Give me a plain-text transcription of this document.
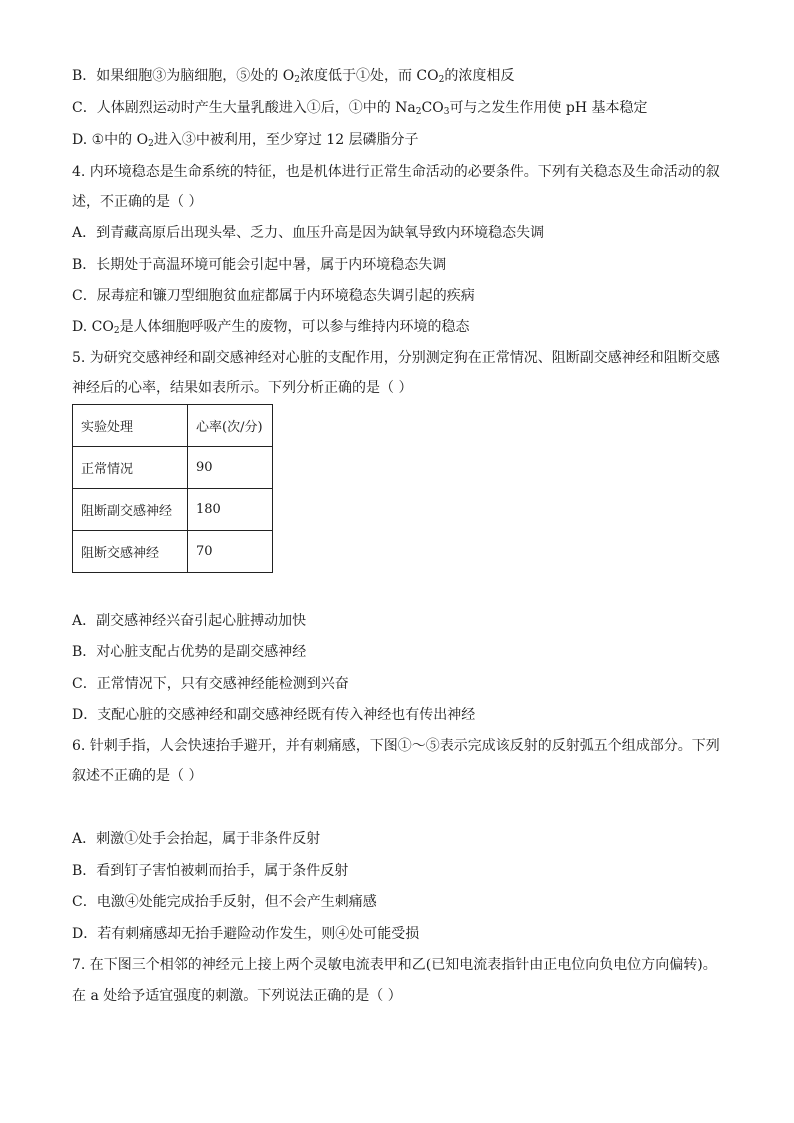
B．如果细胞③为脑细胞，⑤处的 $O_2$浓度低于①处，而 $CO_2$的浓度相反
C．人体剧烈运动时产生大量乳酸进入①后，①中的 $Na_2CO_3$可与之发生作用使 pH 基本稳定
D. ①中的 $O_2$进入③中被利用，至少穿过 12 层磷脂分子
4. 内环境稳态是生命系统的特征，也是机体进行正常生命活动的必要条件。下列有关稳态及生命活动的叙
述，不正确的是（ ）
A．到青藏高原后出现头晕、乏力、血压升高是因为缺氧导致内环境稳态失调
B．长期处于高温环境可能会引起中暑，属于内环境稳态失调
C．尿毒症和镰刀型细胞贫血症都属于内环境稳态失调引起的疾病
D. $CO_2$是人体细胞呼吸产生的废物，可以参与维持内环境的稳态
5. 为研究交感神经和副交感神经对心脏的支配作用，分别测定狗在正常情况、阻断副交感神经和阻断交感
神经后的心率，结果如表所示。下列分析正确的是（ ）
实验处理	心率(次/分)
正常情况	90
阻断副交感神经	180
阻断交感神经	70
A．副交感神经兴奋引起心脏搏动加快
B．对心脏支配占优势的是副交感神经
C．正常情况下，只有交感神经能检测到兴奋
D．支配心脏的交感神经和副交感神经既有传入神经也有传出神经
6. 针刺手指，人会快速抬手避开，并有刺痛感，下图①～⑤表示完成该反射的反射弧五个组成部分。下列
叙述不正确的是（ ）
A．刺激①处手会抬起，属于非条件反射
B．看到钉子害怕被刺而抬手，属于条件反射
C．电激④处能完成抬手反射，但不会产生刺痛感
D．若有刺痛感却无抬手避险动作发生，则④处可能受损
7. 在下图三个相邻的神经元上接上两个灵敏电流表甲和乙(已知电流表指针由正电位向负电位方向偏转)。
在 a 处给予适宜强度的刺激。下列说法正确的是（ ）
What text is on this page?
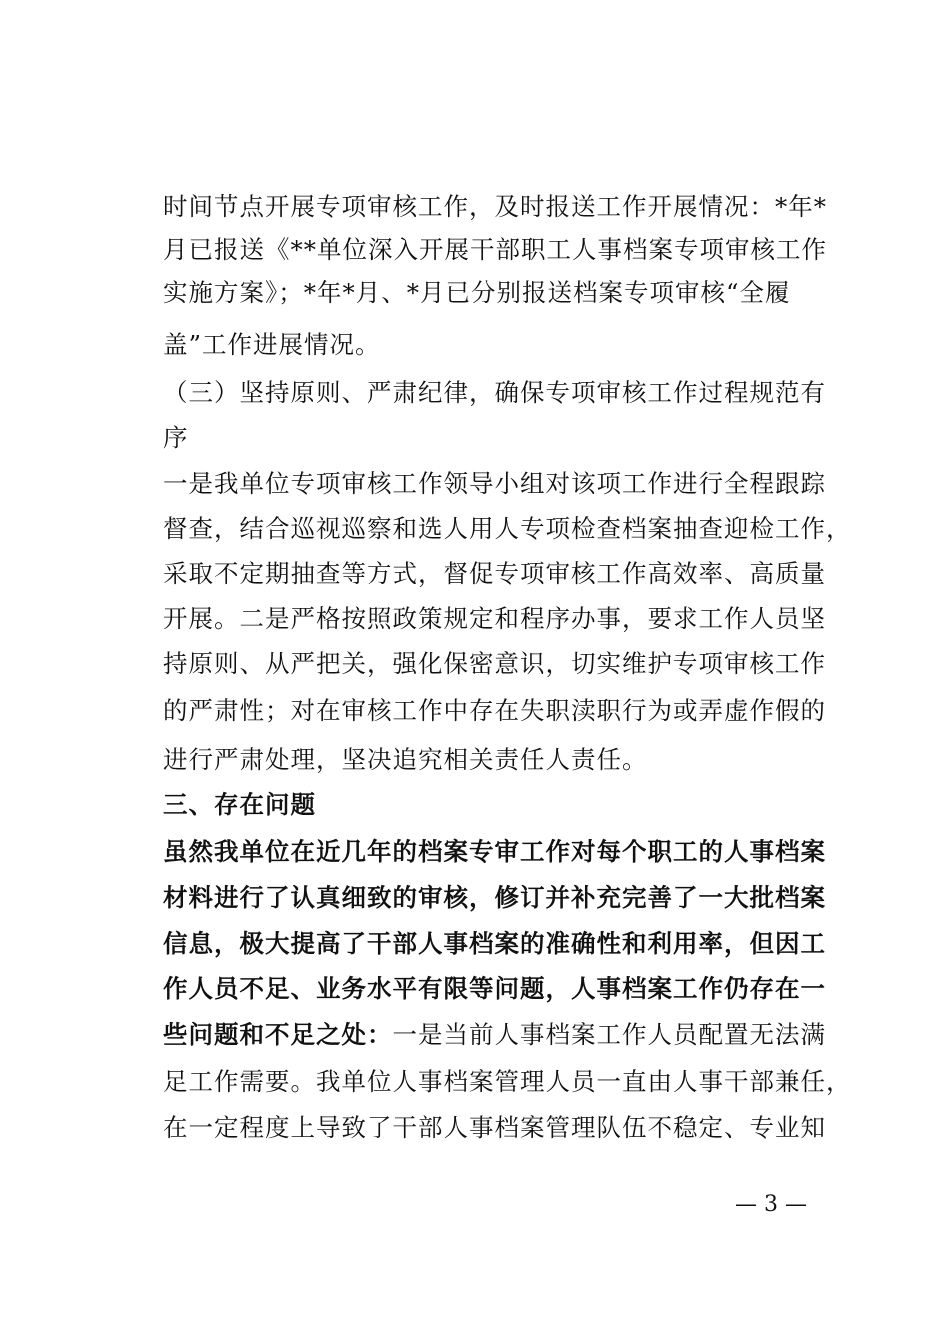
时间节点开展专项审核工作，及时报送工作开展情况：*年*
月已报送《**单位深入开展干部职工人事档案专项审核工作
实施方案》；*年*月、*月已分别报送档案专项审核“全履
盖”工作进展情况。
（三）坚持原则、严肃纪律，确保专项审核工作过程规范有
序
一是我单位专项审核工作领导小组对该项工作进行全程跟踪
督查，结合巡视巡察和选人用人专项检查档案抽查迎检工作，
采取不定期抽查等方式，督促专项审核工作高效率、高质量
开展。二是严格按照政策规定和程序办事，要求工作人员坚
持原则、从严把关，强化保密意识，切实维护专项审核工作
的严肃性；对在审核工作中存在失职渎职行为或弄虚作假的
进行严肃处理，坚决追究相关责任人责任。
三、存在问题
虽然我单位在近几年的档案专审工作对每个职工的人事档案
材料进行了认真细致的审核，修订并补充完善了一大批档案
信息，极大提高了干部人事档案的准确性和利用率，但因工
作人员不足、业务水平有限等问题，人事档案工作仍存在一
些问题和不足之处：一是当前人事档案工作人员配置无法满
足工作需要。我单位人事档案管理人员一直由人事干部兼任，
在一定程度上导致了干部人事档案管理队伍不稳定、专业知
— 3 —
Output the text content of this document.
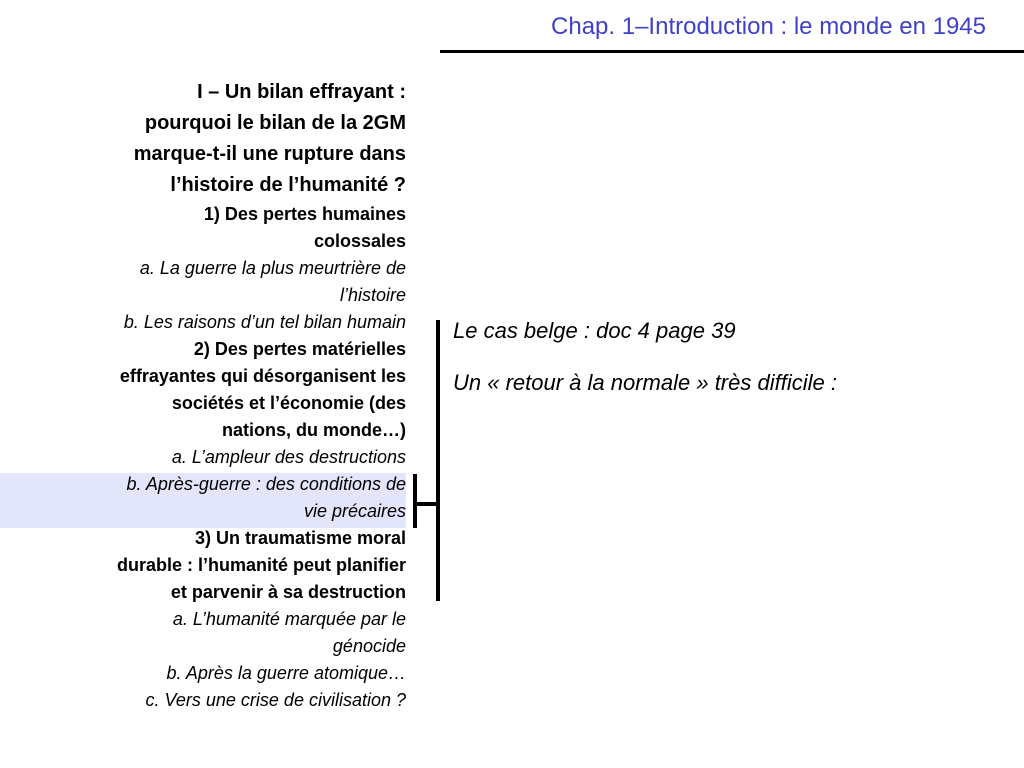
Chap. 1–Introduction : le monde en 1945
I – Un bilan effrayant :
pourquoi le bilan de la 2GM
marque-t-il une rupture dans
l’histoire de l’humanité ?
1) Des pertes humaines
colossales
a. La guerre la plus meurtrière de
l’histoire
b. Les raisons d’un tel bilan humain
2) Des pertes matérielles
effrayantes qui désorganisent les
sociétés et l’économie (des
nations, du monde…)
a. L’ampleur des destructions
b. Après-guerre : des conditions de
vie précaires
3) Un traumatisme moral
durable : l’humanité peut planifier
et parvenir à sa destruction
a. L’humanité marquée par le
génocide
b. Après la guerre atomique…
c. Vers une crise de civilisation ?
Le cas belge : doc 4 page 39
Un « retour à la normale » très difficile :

==============================

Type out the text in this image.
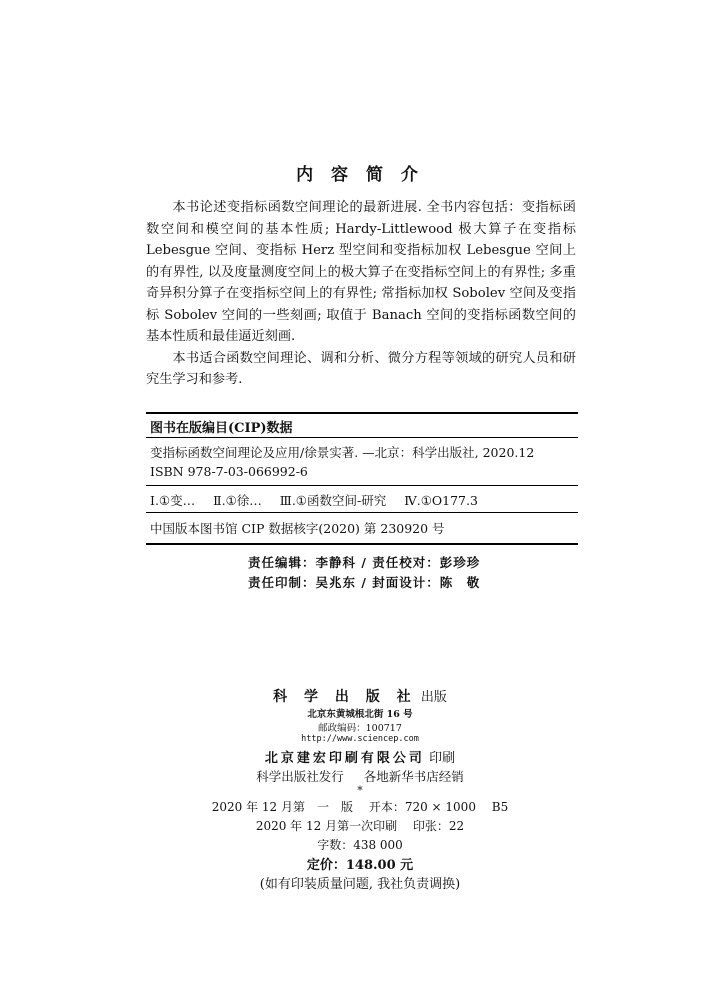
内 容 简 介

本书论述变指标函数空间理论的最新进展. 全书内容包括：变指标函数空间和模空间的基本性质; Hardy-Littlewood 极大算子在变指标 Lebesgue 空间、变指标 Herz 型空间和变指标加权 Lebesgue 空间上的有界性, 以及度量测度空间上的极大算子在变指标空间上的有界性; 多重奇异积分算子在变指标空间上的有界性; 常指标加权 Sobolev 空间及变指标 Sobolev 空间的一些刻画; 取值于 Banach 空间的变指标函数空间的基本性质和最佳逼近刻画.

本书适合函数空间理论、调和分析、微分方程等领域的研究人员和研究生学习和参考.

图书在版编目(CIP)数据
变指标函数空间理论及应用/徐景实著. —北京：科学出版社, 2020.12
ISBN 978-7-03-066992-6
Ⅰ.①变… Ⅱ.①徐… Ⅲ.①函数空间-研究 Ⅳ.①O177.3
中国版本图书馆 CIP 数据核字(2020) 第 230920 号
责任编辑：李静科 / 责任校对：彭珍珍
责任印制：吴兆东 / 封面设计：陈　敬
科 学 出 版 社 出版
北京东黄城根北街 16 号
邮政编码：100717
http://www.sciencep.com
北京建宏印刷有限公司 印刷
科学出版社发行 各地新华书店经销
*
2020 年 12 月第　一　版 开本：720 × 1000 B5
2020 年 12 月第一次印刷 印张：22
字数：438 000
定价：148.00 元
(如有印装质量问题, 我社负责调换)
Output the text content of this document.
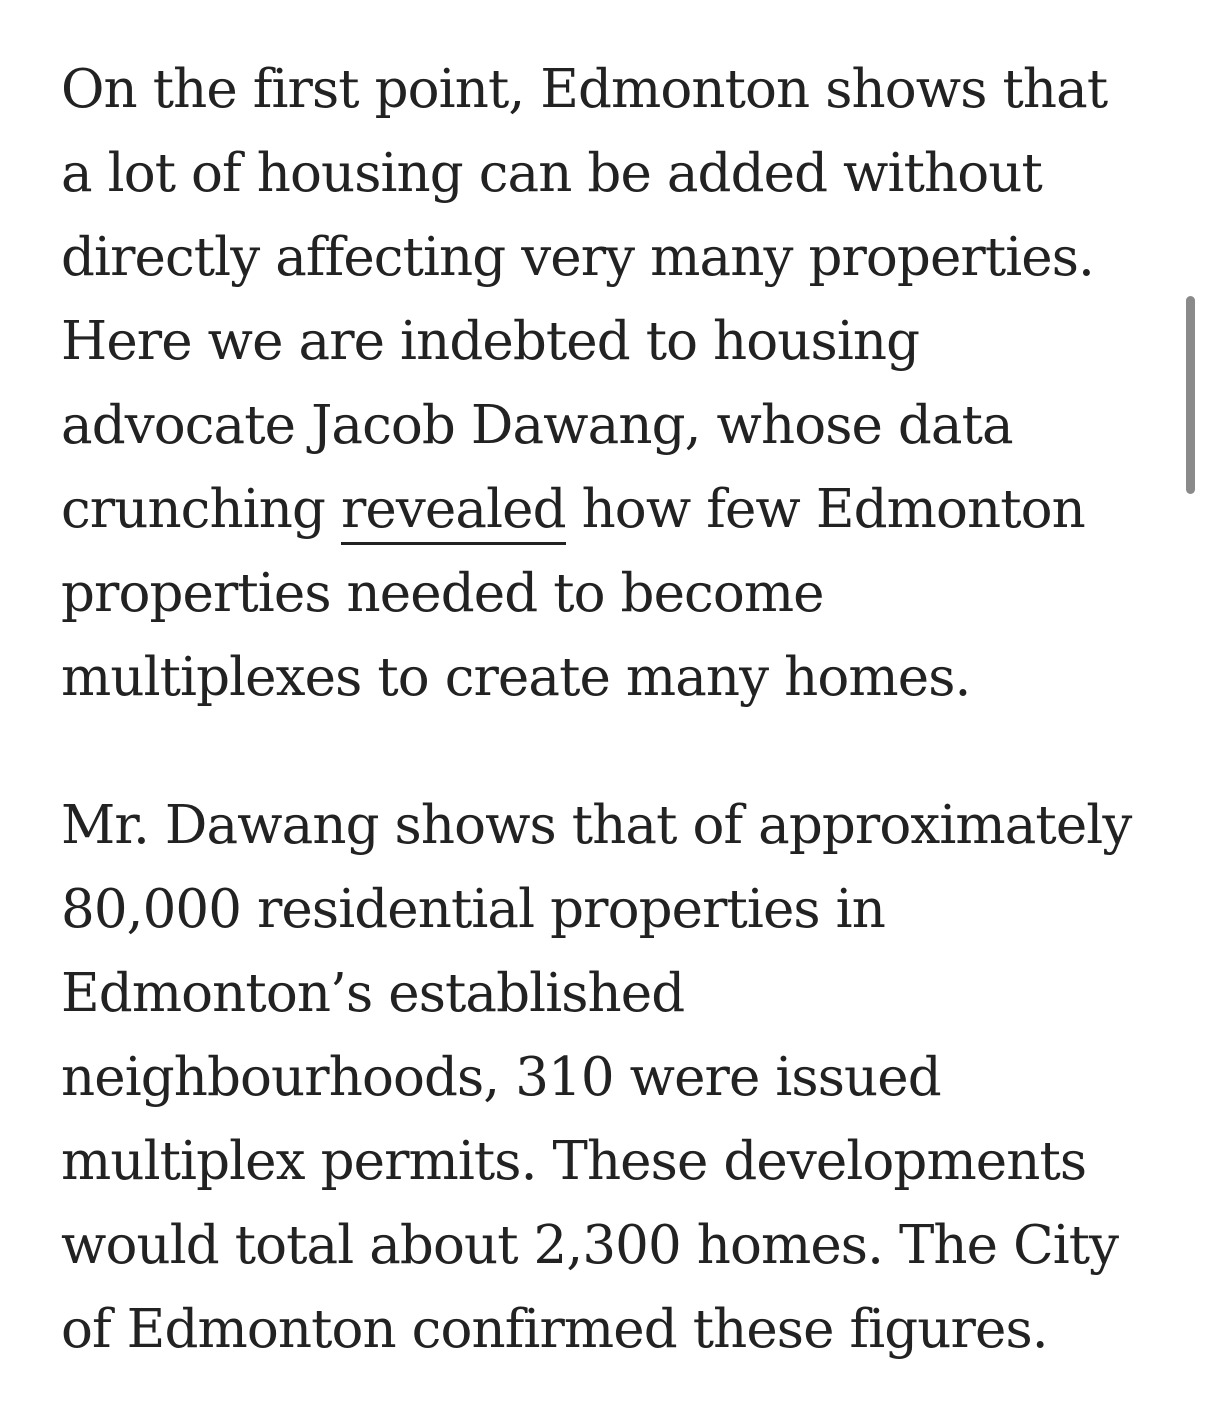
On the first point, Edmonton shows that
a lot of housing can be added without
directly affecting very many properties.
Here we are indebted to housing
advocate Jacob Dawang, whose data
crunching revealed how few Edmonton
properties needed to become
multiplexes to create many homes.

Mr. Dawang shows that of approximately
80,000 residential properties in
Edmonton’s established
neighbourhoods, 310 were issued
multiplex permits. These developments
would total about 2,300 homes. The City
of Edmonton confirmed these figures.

==============================

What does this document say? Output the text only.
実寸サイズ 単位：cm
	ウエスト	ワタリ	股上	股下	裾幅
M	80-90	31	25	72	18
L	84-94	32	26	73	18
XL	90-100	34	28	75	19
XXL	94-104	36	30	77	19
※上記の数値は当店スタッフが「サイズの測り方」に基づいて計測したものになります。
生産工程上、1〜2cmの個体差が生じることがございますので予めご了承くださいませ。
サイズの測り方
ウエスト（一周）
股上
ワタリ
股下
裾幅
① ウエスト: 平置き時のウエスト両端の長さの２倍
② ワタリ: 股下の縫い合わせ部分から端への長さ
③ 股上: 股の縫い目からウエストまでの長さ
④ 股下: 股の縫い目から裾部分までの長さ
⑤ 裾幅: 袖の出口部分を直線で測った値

==============================

◆ JOB:
Count every line of the material above that holds the string "Dawang", then state only the total.

◆ RESULT OF THIS EXERCISE:
2